**TASK DIRECTIONS**
Give the count of lines holding the string "Start" and nothing else.

(Stored data)
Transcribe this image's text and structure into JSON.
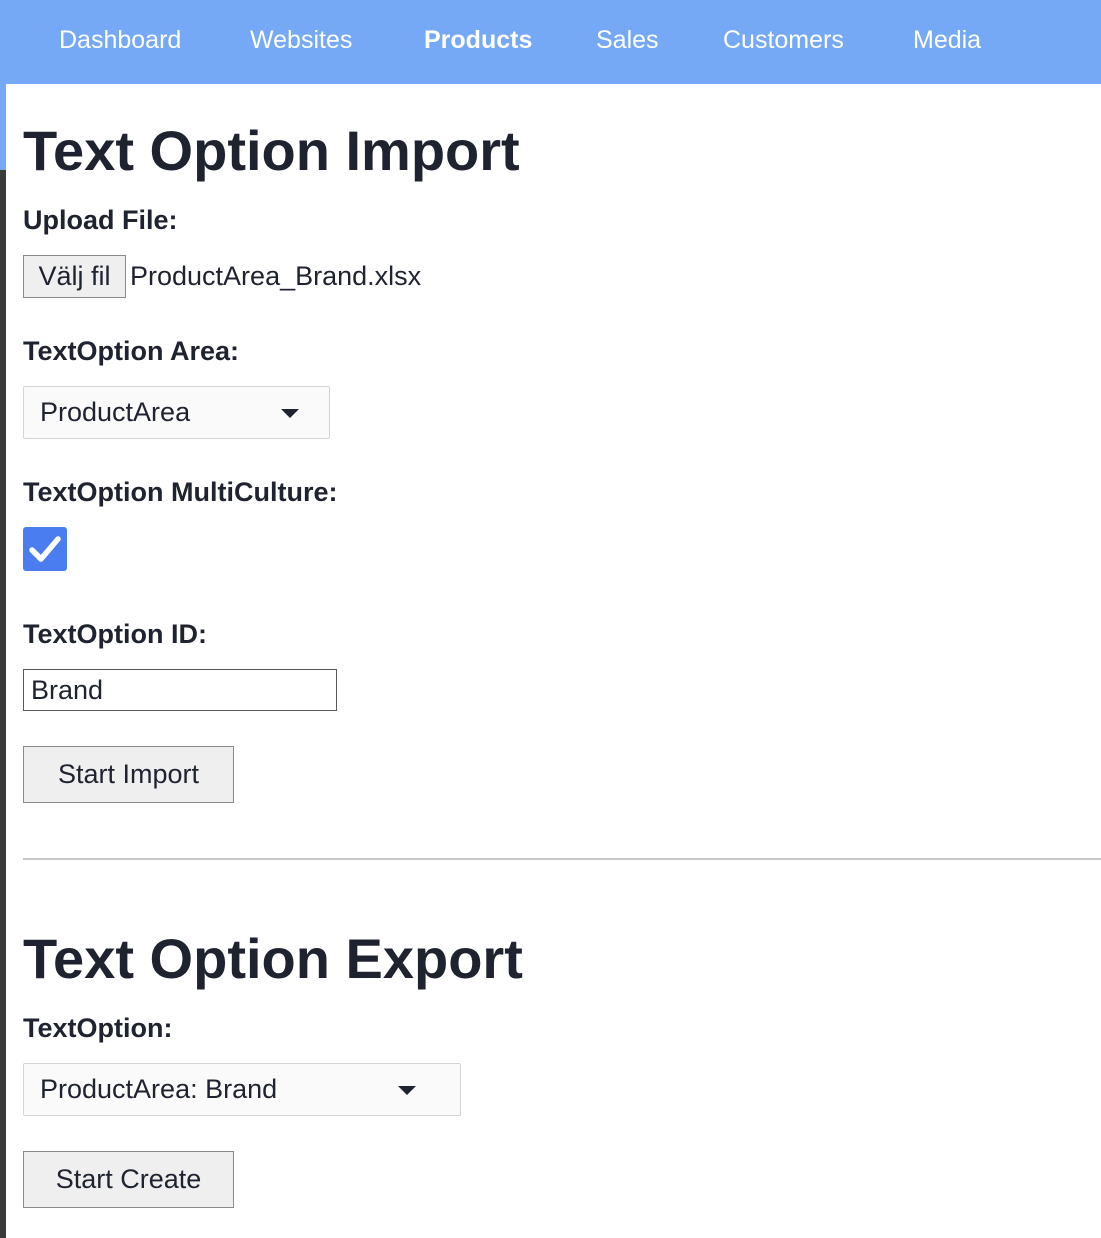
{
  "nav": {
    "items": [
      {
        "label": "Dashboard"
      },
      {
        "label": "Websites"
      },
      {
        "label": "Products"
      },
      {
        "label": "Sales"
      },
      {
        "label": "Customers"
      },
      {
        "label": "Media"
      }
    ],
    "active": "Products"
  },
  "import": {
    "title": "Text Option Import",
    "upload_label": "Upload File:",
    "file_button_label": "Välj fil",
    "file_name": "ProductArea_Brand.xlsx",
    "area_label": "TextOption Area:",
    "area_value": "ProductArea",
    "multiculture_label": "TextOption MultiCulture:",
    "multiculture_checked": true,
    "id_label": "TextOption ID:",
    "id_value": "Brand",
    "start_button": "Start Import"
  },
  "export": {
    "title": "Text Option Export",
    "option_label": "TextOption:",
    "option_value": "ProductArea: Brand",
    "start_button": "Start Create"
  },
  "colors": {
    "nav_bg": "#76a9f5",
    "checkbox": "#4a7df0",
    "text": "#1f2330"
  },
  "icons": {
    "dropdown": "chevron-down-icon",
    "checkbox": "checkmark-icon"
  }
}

**OUTPUT FOR THIS TASK**
2